-- begin RECORDS --
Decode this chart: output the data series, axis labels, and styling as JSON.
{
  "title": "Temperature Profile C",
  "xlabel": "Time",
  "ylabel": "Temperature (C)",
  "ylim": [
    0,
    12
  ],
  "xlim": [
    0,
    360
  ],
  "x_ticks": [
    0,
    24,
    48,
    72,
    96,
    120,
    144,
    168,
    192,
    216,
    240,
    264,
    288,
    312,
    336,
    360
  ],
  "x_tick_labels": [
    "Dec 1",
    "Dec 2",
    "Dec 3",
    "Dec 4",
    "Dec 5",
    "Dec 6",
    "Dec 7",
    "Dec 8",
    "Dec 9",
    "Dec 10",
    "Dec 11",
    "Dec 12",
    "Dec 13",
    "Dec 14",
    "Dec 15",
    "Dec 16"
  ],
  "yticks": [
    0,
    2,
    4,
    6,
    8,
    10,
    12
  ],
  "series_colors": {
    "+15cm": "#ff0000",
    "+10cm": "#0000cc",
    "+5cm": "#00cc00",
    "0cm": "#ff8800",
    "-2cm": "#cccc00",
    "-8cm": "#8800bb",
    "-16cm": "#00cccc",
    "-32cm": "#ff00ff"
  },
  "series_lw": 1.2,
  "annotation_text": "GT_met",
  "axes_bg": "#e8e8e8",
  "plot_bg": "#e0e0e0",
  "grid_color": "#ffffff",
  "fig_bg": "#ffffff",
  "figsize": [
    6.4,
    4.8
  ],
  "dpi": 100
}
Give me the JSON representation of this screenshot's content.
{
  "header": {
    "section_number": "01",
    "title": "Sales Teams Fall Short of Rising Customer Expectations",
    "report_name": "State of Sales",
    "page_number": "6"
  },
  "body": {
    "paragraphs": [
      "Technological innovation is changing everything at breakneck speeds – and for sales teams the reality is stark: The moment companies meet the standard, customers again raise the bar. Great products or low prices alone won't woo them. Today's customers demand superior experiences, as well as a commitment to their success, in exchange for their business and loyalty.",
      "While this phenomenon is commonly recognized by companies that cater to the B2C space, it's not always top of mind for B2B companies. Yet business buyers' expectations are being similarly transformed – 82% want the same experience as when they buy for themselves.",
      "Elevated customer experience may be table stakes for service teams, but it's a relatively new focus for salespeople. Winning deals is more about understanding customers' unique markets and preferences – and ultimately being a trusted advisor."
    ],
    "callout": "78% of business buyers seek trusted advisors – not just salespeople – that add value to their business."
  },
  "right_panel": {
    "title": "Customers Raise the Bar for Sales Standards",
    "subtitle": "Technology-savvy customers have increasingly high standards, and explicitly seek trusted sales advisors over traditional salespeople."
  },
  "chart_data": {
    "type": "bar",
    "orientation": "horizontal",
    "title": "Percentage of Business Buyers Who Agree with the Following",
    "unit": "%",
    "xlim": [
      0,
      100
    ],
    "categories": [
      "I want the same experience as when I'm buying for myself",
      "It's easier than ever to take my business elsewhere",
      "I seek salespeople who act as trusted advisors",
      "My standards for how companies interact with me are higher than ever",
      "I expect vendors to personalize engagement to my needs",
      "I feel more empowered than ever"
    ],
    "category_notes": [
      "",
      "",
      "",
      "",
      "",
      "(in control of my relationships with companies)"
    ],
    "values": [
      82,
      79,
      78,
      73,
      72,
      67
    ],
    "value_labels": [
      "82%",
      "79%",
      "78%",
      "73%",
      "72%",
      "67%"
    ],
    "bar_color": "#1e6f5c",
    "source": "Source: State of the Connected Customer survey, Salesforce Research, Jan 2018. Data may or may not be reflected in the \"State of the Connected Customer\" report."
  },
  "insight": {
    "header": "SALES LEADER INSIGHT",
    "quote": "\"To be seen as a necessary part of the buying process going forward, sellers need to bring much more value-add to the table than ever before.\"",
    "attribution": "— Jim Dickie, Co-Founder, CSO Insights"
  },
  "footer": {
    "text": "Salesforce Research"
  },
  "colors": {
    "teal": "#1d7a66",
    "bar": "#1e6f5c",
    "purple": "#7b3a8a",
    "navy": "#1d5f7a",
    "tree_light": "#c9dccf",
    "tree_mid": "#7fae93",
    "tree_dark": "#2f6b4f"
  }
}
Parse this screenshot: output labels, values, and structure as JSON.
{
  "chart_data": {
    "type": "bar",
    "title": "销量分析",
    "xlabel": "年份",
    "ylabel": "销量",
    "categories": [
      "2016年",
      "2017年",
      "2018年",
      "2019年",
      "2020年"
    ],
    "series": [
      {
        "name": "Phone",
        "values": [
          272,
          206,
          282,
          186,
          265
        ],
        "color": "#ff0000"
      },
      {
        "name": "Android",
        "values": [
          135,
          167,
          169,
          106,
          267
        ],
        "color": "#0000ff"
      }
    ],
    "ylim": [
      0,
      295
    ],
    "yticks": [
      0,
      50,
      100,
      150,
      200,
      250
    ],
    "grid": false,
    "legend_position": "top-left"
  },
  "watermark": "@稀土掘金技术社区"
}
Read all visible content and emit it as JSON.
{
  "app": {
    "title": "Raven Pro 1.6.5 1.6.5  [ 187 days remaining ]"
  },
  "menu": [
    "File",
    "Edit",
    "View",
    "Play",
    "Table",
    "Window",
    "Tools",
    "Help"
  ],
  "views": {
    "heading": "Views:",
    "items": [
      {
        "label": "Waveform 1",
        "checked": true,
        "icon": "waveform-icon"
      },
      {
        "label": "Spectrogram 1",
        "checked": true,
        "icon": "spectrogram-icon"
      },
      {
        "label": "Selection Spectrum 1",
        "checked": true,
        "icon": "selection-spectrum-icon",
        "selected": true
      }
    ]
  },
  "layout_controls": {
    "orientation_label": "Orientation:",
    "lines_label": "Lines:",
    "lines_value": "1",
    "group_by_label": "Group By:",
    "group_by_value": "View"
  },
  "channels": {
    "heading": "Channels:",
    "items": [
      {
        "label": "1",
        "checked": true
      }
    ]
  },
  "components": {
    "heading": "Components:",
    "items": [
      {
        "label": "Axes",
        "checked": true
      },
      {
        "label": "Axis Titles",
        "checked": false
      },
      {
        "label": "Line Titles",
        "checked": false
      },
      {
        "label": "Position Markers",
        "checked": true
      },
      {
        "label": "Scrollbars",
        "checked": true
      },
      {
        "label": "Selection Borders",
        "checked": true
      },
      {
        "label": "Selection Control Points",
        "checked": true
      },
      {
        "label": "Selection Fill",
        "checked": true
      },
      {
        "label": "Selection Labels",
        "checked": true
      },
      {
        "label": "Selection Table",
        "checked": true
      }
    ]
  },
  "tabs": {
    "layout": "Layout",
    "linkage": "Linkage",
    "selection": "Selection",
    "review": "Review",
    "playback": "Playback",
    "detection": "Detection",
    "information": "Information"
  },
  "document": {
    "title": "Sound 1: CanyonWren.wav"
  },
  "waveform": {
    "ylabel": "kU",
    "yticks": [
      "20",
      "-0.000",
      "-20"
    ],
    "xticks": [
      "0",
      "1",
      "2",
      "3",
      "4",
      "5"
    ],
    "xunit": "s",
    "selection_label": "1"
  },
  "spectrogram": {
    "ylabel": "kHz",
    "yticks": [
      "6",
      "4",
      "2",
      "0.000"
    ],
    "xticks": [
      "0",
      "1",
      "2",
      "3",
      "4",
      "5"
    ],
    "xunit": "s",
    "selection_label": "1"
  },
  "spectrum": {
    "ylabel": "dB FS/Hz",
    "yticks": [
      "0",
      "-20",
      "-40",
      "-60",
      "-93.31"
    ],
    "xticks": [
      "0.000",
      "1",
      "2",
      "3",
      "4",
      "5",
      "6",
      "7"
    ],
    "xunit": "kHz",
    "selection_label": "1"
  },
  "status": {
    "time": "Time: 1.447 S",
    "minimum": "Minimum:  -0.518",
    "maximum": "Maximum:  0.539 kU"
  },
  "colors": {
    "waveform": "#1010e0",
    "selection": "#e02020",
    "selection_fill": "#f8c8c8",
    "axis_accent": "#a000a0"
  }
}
-- end RECORDS --
-- REQUIRED WORK --
For each line above that contains the word "than", copy that line.

-- PROBLEM SOLUTION --
      "It's easier than ever to take my business elsewhere",
      "My standards for how companies interact with me are higher than ever",
      "I feel more empowered than ever"
    "quote": "\"To be seen as a necessary part of the buying process going forward, sellers need to bring much more value-add to the table than ever before.\"",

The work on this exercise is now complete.